◆ What is expected
Omit the pictures, then write out every entry exactly as it reads.

--- Working data ---

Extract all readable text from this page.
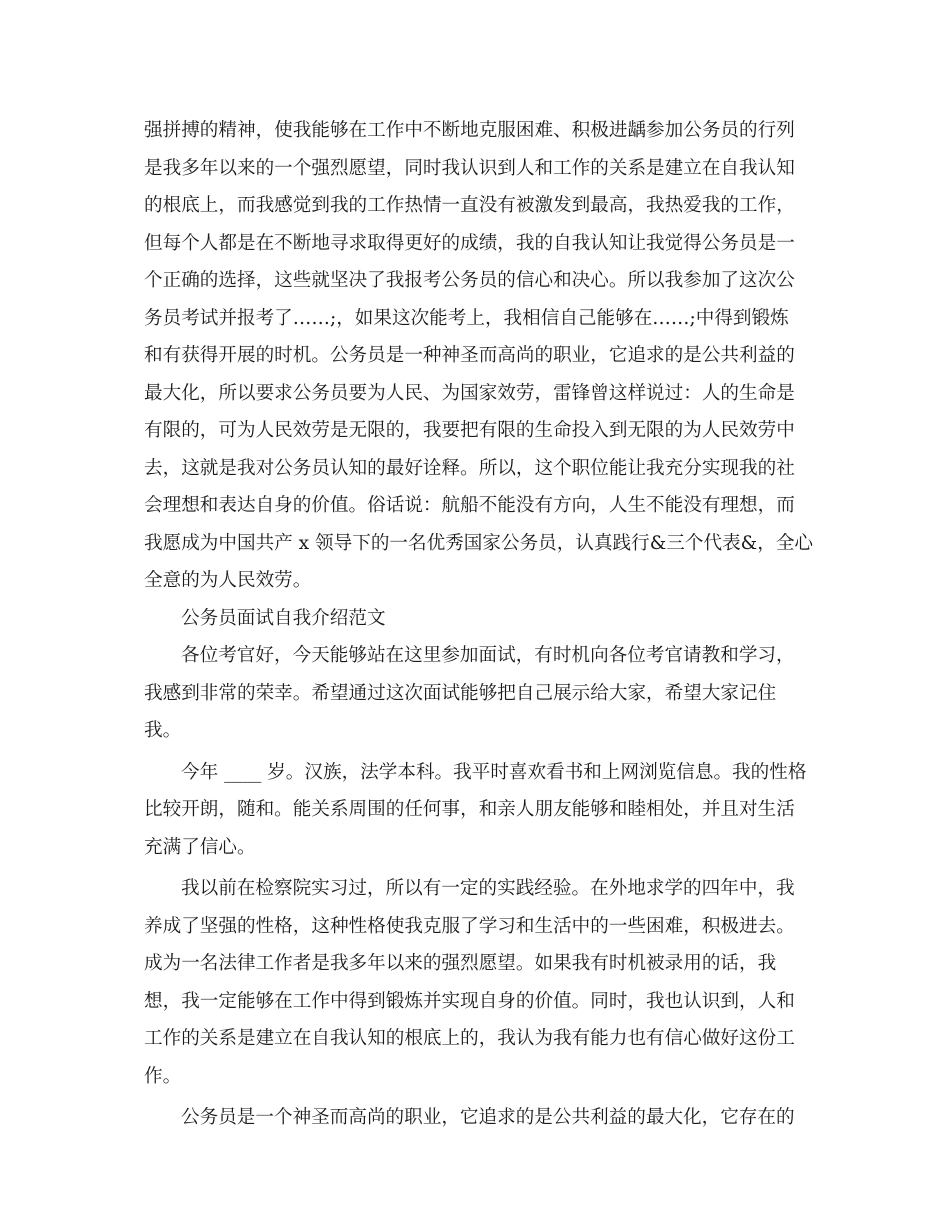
强拼搏的精神，使我能够在工作中不断地克服困难、积极进龋参加公务员的行列
是我多年以来的一个强烈愿望，同时我认识到人和工作的关系是建立在自我认知
的根底上，而我感觉到我的工作热情一直没有被激发到最高，我热爱我的工作，
但每个人都是在不断地寻求取得更好的成绩，我的自我认知让我觉得公务员是一
个正确的选择，这些就坚决了我报考公务员的信心和决心。所以我参加了这次公
务员考试并报考了……;，如果这次能考上，我相信自己能够在……;中得到锻炼
和有获得开展的时机。公务员是一种神圣而高尚的职业，它追求的是公共利益的
最大化，所以要求公务员要为人民、为国家效劳，雷锋曾这样说过：人的生命是
有限的，可为人民效劳是无限的，我要把有限的生命投入到无限的为人民效劳中
去，这就是我对公务员认知的最好诠释。所以，这个职位能让我充分实现我的社
会理想和表达自身的价值。俗话说：航船不能没有方向，人生不能没有理想，而
我愿成为中国共产 x 领导下的一名优秀国家公务员，认真践行&三个代表&，全心
全意的为人民效劳。
公务员面试自我介绍范文
各位考官好，今天能够站在这里参加面试，有时机向各位考官请教和学习，
我感到非常的荣幸。希望通过这次面试能够把自己展示给大家，希望大家记住
我。
今年 ____ 岁。汉族，法学本科。我平时喜欢看书和上网浏览信息。我的性格
比较开朗，随和。能关系周围的任何事，和亲人朋友能够和睦相处，并且对生活
充满了信心。
我以前在检察院实习过，所以有一定的实践经验。在外地求学的四年中，我
养成了坚强的性格，这种性格使我克服了学习和生活中的一些困难，积极进去。
成为一名法律工作者是我多年以来的强烈愿望。如果我有时机被录用的话，我
想，我一定能够在工作中得到锻炼并实现自身的价值。同时，我也认识到，人和
工作的关系是建立在自我认知的根底上的，我认为我有能力也有信心做好这份工
作。
公务员是一个神圣而高尚的职业，它追求的是公共利益的最大化，它存在的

---

◆ Task response
Extract all readable text from this page.
强拼搏的精神，使我能够在工作中不断地克服困难、积极进龋参加公务员的行列
是我多年以来的一个强烈愿望，同时我认识到人和工作的关系是建立在自我认知
的根底上，而我感觉到我的工作热情一直没有被激发到最高，我热爱我的工作，
但每个人都是在不断地寻求取得更好的成绩，我的自我认知让我觉得公务员是一
个正确的选择，这些就坚决了我报考公务员的信心和决心。所以我参加了这次公
务员考试并报考了……;，如果这次能考上，我相信自己能够在……;中得到锻炼
和有获得开展的时机。公务员是一种神圣而高尚的职业，它追求的是公共利益的
最大化，所以要求公务员要为人民、为国家效劳，雷锋曾这样说过：人的生命是
有限的，可为人民效劳是无限的，我要把有限的生命投入到无限的为人民效劳中
去，这就是我对公务员认知的最好诠释。所以，这个职位能让我充分实现我的社
会理想和表达自身的价值。俗话说：航船不能没有方向，人生不能没有理想，而
我愿成为中国共产 x 领导下的一名优秀国家公务员，认真践行&三个代表&，全心
全意的为人民效劳。
公务员面试自我介绍范文
各位考官好，今天能够站在这里参加面试，有时机向各位考官请教和学习，
我感到非常的荣幸。希望通过这次面试能够把自己展示给大家，希望大家记住
我。
今年 ____ 岁。汉族，法学本科。我平时喜欢看书和上网浏览信息。我的性格
比较开朗，随和。能关系周围的任何事，和亲人朋友能够和睦相处，并且对生活
充满了信心。
我以前在检察院实习过，所以有一定的实践经验。在外地求学的四年中，我
养成了坚强的性格，这种性格使我克服了学习和生活中的一些困难，积极进去。
成为一名法律工作者是我多年以来的强烈愿望。如果我有时机被录用的话，我
想，我一定能够在工作中得到锻炼并实现自身的价值。同时，我也认识到，人和
工作的关系是建立在自我认知的根底上的，我认为我有能力也有信心做好这份工
作。
公务员是一个神圣而高尚的职业，它追求的是公共利益的最大化，它存在的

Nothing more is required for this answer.